■ OBJECTIVE: The entries below should be given again exactly, minus their pictures.

■ PROVIDED INFORMATION:
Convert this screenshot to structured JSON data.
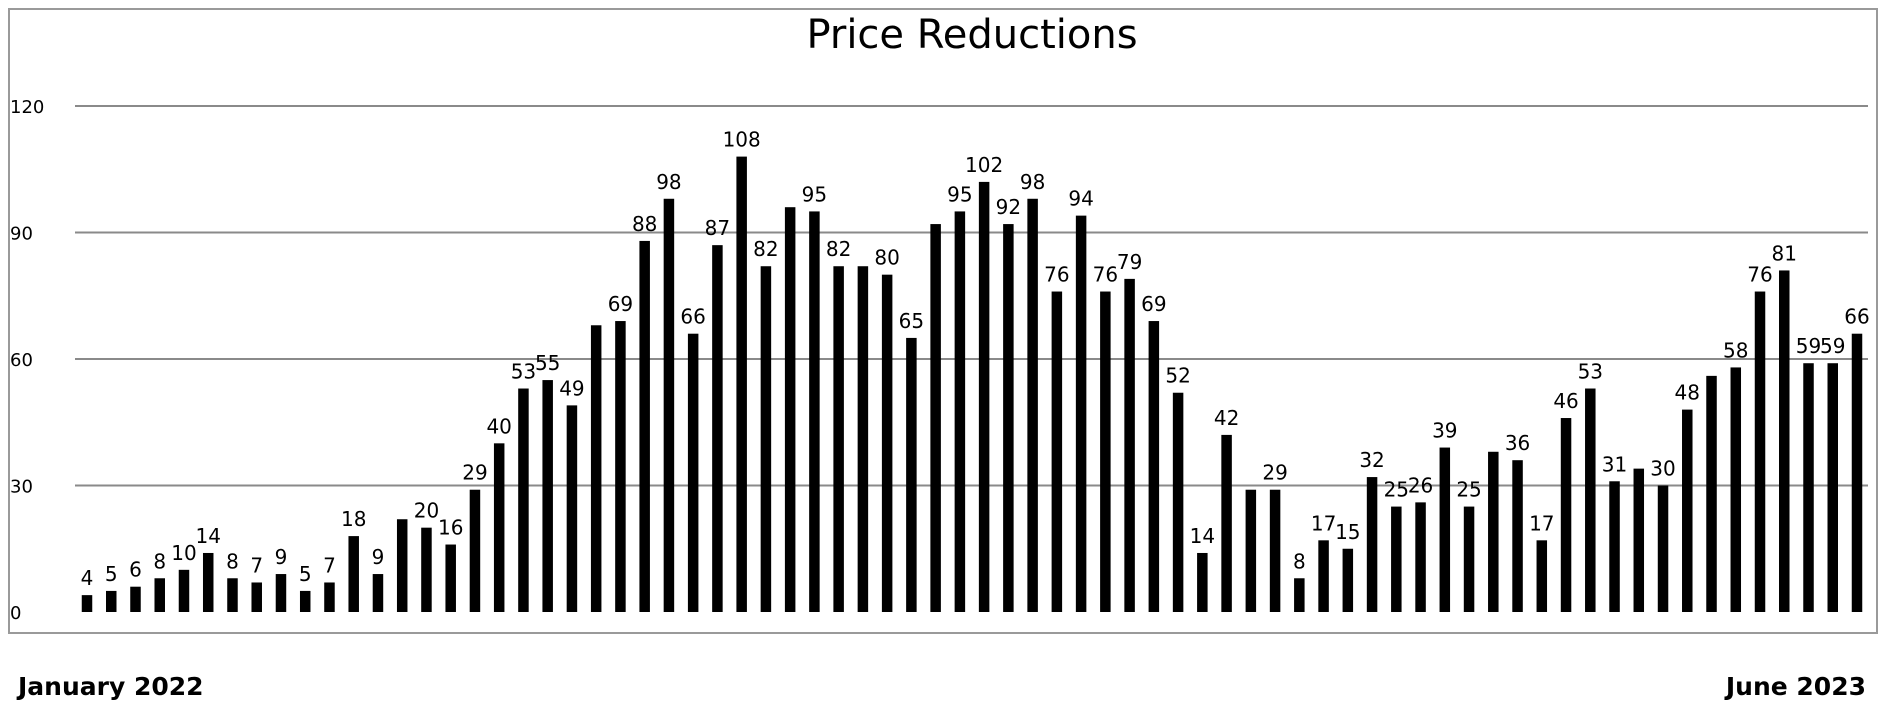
{
  "chart_data": {
    "type": "bar",
    "title": "Price Reductions",
    "ylim": [
      0,
      120
    ],
    "yticks": [
      0,
      30,
      60,
      90,
      120
    ],
    "ytick_labels": [
      "0",
      "30",
      "60",
      "90",
      "120"
    ],
    "grid": true,
    "bar_color": "#000000",
    "values": [
      4,
      5,
      6,
      8,
      10,
      14,
      8,
      7,
      9,
      5,
      7,
      18,
      9,
      22,
      20,
      16,
      29,
      40,
      53,
      55,
      49,
      68,
      69,
      88,
      98,
      66,
      87,
      108,
      82,
      96,
      95,
      82,
      82,
      80,
      65,
      92,
      95,
      102,
      92,
      98,
      76,
      94,
      76,
      79,
      69,
      52,
      14,
      42,
      29,
      29,
      8,
      17,
      15,
      32,
      25,
      26,
      39,
      25,
      38,
      36,
      17,
      46,
      53,
      31,
      34,
      30,
      48,
      56,
      58,
      76,
      81,
      59,
      59,
      66
    ],
    "data_labels": [
      "4",
      "5",
      "6",
      "8",
      "10",
      "14",
      "8",
      "7",
      "9",
      "5",
      "7",
      "18",
      "9",
      "",
      "20",
      "16",
      "29",
      "40",
      "53",
      "55",
      "49",
      "",
      "69",
      "88",
      "98",
      "66",
      "87",
      "108",
      "82",
      "",
      "95",
      "82",
      "",
      "80",
      "65",
      "",
      "95",
      "102",
      "92",
      "98",
      "76",
      "94",
      "76",
      "79",
      "69",
      "52",
      "14",
      "42",
      "",
      "29",
      "8",
      "17",
      "15",
      "32",
      "25",
      "26",
      "39",
      "25",
      "",
      "36",
      "17",
      "46",
      "53",
      "31",
      "",
      "30",
      "48",
      "",
      "58",
      "76",
      "81",
      "59",
      "59",
      "66"
    ]
  },
  "footer": {
    "start_label": "January 2022",
    "end_label": "June 2023"
  }
}
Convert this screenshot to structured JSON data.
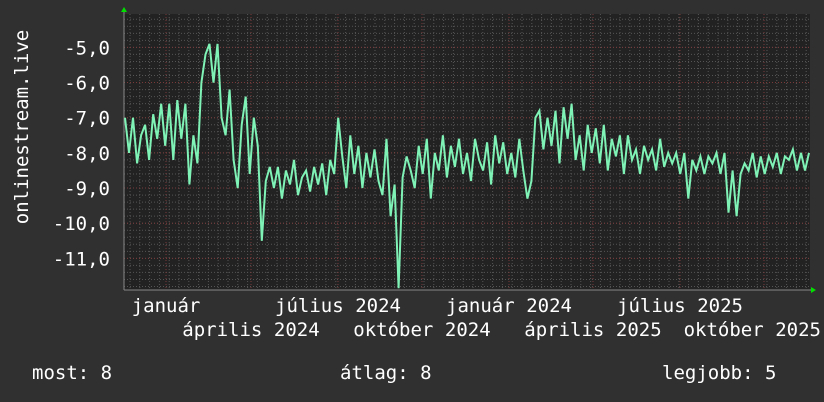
{
  "chart_data": {
    "type": "line",
    "ylabel": "onlinestream.live",
    "ylim": [
      -11.9,
      -4.05
    ],
    "y_ticks": [
      "-5,0",
      "-6,0",
      "-7,0",
      "-8,0",
      "-9,0",
      "-10,0",
      "-11,0"
    ],
    "y_tick_values": [
      -5,
      -6,
      -7,
      -8,
      -9,
      -10,
      -11
    ],
    "x_month_labels": [
      "január",
      "április",
      "július",
      "október",
      "január",
      "április",
      "július",
      "október"
    ],
    "x_year_labels": [
      "2024",
      "2024",
      "2024",
      "2024",
      "2025",
      "2025",
      "2025"
    ],
    "grid": true,
    "series": [
      {
        "color": "#7ff2b6",
        "values": [
          -7.0,
          -8.0,
          -7.0,
          -8.3,
          -7.5,
          -7.2,
          -8.2,
          -6.9,
          -7.6,
          -6.6,
          -7.8,
          -6.6,
          -8.2,
          -6.5,
          -7.6,
          -6.6,
          -8.9,
          -7.5,
          -8.3,
          -6.0,
          -5.2,
          -4.9,
          -6.0,
          -4.9,
          -7.0,
          -7.5,
          -6.2,
          -8.2,
          -9.0,
          -7.2,
          -6.4,
          -8.6,
          -7.0,
          -7.8,
          -10.5,
          -8.8,
          -8.4,
          -9.0,
          -8.4,
          -9.3,
          -8.5,
          -8.9,
          -8.2,
          -9.2,
          -8.7,
          -8.5,
          -9.1,
          -8.4,
          -8.9,
          -8.3,
          -9.2,
          -8.2,
          -8.6,
          -7.0,
          -8.1,
          -9.0,
          -7.5,
          -8.6,
          -7.8,
          -9.0,
          -8.0,
          -8.7,
          -7.9,
          -8.8,
          -9.2,
          -7.6,
          -9.8,
          -8.9,
          -11.85,
          -8.7,
          -8.1,
          -8.5,
          -9.0,
          -7.8,
          -8.6,
          -7.6,
          -9.3,
          -8.0,
          -8.5,
          -7.5,
          -8.7,
          -7.8,
          -8.4,
          -7.6,
          -8.6,
          -8.0,
          -8.8,
          -7.6,
          -8.2,
          -8.5,
          -7.7,
          -8.9,
          -7.5,
          -8.3,
          -7.7,
          -8.6,
          -8.0,
          -8.7,
          -7.6,
          -8.5,
          -9.3,
          -8.8,
          -7.0,
          -6.8,
          -7.9,
          -7.0,
          -7.8,
          -6.8,
          -8.3,
          -6.7,
          -7.6,
          -6.6,
          -8.2,
          -7.5,
          -8.5,
          -7.2,
          -8.0,
          -7.3,
          -8.3,
          -7.2,
          -8.5,
          -7.6,
          -8.1,
          -7.5,
          -8.6,
          -7.5,
          -8.2,
          -7.9,
          -8.6,
          -7.8,
          -8.2,
          -7.9,
          -8.5,
          -7.6,
          -8.4,
          -8.0,
          -8.3,
          -8.0,
          -8.6,
          -8.0,
          -9.3,
          -8.2,
          -8.5,
          -8.1,
          -8.6,
          -8.1,
          -8.3,
          -8.0,
          -8.6,
          -8.0,
          -9.7,
          -8.5,
          -9.8,
          -8.6,
          -8.3,
          -8.5,
          -8.0,
          -8.7,
          -8.1,
          -8.6,
          -8.1,
          -8.4,
          -8.0,
          -8.6,
          -8.1,
          -8.2,
          -7.9,
          -8.5,
          -8.0,
          -8.5,
          -8.0
        ]
      }
    ]
  },
  "legend": {
    "current_label": "most: 8",
    "average_label": "átlag: 8",
    "best_label": "legjobb: 5"
  }
}
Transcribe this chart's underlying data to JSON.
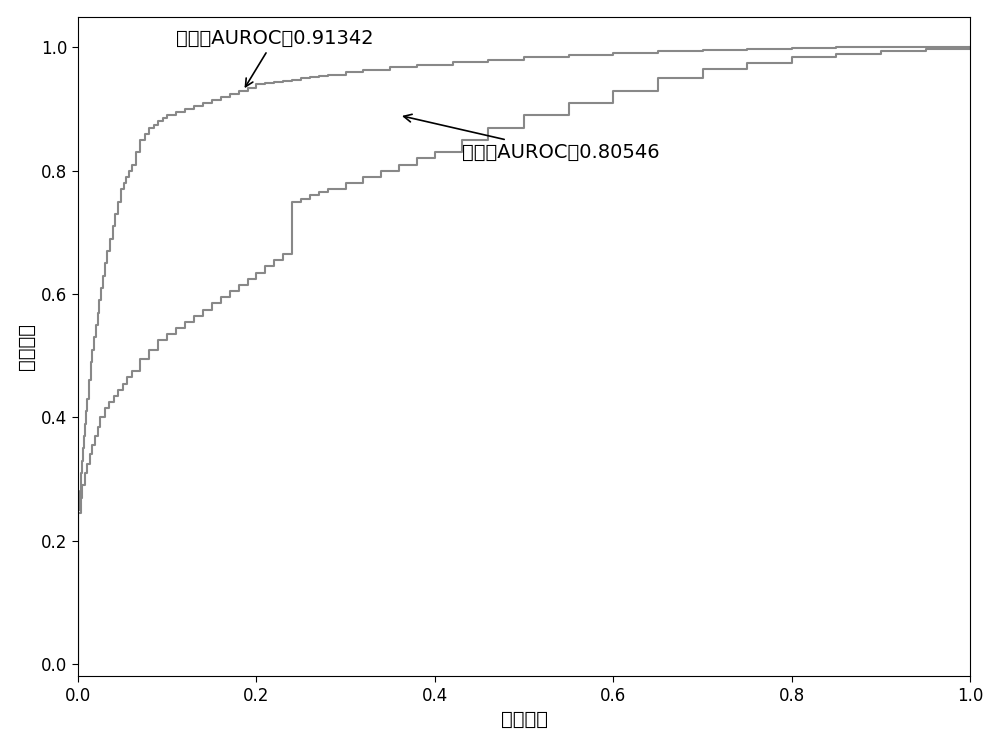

■ WRITTEN SOLUTION:
Convert this screenshot to structured JSON data.
{
  "chart_data": {
    "type": "bar",
    "title": "Price Reductions",
    "ylim": [
      0,
      120
    ],
    "yticks": [
      0,
      30,
      60,
      90,
      120
    ],
    "ytick_labels": [
      "0",
      "30",
      "60",
      "90",
      "120"
    ],
    "grid": true,
    "bar_color": "#000000",
    "values": [
      4,
      5,
      6,
      8,
      10,
      14,
      8,
      7,
      9,
      5,
      7,
      18,
      9,
      22,
      20,
      16,
      29,
      40,
      53,
      55,
      49,
      68,
      69,
      88,
      98,
      66,
      87,
      108,
      82,
      96,
      95,
      82,
      82,
      80,
      65,
      92,
      95,
      102,
      92,
      98,
      76,
      94,
      76,
      79,
      69,
      52,
      14,
      42,
      29,
      29,
      8,
      17,
      15,
      32,
      25,
      26,
      39,
      25,
      38,
      36,
      17,
      46,
      53,
      31,
      34,
      30,
      48,
      56,
      58,
      76,
      81,
      59,
      59,
      66
    ],
    "data_labels": [
      "4",
      "5",
      "6",
      "8",
      "10",
      "14",
      "8",
      "7",
      "9",
      "5",
      "7",
      "18",
      "9",
      "",
      "20",
      "16",
      "29",
      "40",
      "53",
      "55",
      "49",
      "",
      "69",
      "88",
      "98",
      "66",
      "87",
      "108",
      "82",
      "",
      "95",
      "82",
      "",
      "80",
      "65",
      "",
      "95",
      "102",
      "92",
      "98",
      "76",
      "94",
      "76",
      "79",
      "69",
      "52",
      "14",
      "42",
      "",
      "29",
      "8",
      "17",
      "15",
      "32",
      "25",
      "26",
      "39",
      "25",
      "",
      "36",
      "17",
      "46",
      "53",
      "31",
      "",
      "30",
      "48",
      "",
      "58",
      "76",
      "81",
      "59",
      "59",
      "66"
    ]
  },
  "footer": {
    "start_label": "January 2022",
    "end_label": "June 2023"
  }
}
Convert this screenshot to structured JSON data.
{
  "chart_data": {
    "type": "line",
    "ylabel": "onlinestream.live",
    "ylim": [
      -11.9,
      -4.05
    ],
    "y_ticks": [
      "-5,0",
      "-6,0",
      "-7,0",
      "-8,0",
      "-9,0",
      "-10,0",
      "-11,0"
    ],
    "y_tick_values": [
      -5,
      -6,
      -7,
      -8,
      -9,
      -10,
      -11
    ],
    "x_month_labels": [
      "január",
      "április",
      "július",
      "október",
      "január",
      "április",
      "július",
      "október"
    ],
    "x_year_labels": [
      "2024",
      "2024",
      "2024",
      "2024",
      "2025",
      "2025",
      "2025"
    ],
    "grid": true,
    "series": [
      {
        "color": "#7ff2b6",
        "values": [
          -7.0,
          -8.0,
          -7.0,
          -8.3,
          -7.5,
          -7.2,
          -8.2,
          -6.9,
          -7.6,
          -6.6,
          -7.8,
          -6.6,
          -8.2,
          -6.5,
          -7.6,
          -6.6,
          -8.9,
          -7.5,
          -8.3,
          -6.0,
          -5.2,
          -4.9,
          -6.0,
          -4.9,
          -7.0,
          -7.5,
          -6.2,
          -8.2,
          -9.0,
          -7.2,
          -6.4,
          -8.6,
          -7.0,
          -7.8,
          -10.5,
          -8.8,
          -8.4,
          -9.0,
          -8.4,
          -9.3,
          -8.5,
          -8.9,
          -8.2,
          -9.2,
          -8.7,
          -8.5,
          -9.1,
          -8.4,
          -8.9,
          -8.3,
          -9.2,
          -8.2,
          -8.6,
          -7.0,
          -8.1,
          -9.0,
          -7.5,
          -8.6,
          -7.8,
          -9.0,
          -8.0,
          -8.7,
          -7.9,
          -8.8,
          -9.2,
          -7.6,
          -9.8,
          -8.9,
          -11.85,
          -8.7,
          -8.1,
          -8.5,
          -9.0,
          -7.8,
          -8.6,
          -7.6,
          -9.3,
          -8.0,
          -8.5,
          -7.5,
          -8.7,
          -7.8,
          -8.4,
          -7.6,
          -8.6,
          -8.0,
          -8.8,
          -7.6,
          -8.2,
          -8.5,
          -7.7,
          -8.9,
          -7.5,
          -8.3,
          -7.7,
          -8.6,
          -8.0,
          -8.7,
          -7.6,
          -8.5,
          -9.3,
          -8.8,
          -7.0,
          -6.8,
          -7.9,
          -7.0,
          -7.8,
          -6.8,
          -8.3,
          -6.7,
          -7.6,
          -6.6,
          -8.2,
          -7.5,
          -8.5,
          -7.2,
          -8.0,
          -7.3,
          -8.3,
          -7.2,
          -8.5,
          -7.6,
          -8.1,
          -7.5,
          -8.6,
          -7.5,
          -8.2,
          -7.9,
          -8.6,
          -7.8,
          -8.2,
          -7.9,
          -8.5,
          -7.6,
          -8.4,
          -8.0,
          -8.3,
          -8.0,
          -8.6,
          -8.0,
          -9.3,
          -8.2,
          -8.5,
          -8.1,
          -8.6,
          -8.1,
          -8.3,
          -8.0,
          -8.6,
          -8.0,
          -9.7,
          -8.5,
          -9.8,
          -8.6,
          -8.3,
          -8.5,
          -8.0,
          -8.7,
          -8.1,
          -8.6,
          -8.1,
          -8.4,
          -8.0,
          -8.6,
          -8.1,
          -8.2,
          -7.9,
          -8.5,
          -8.0,
          -8.5,
          -8.0
        ]
      }
    ]
  },
  "legend": {
    "current_label": "most: 8",
    "average_label": "átlag: 8",
    "best_label": "legjobb: 5"
  }
}
Transcribe this chart's underlying data to JSON.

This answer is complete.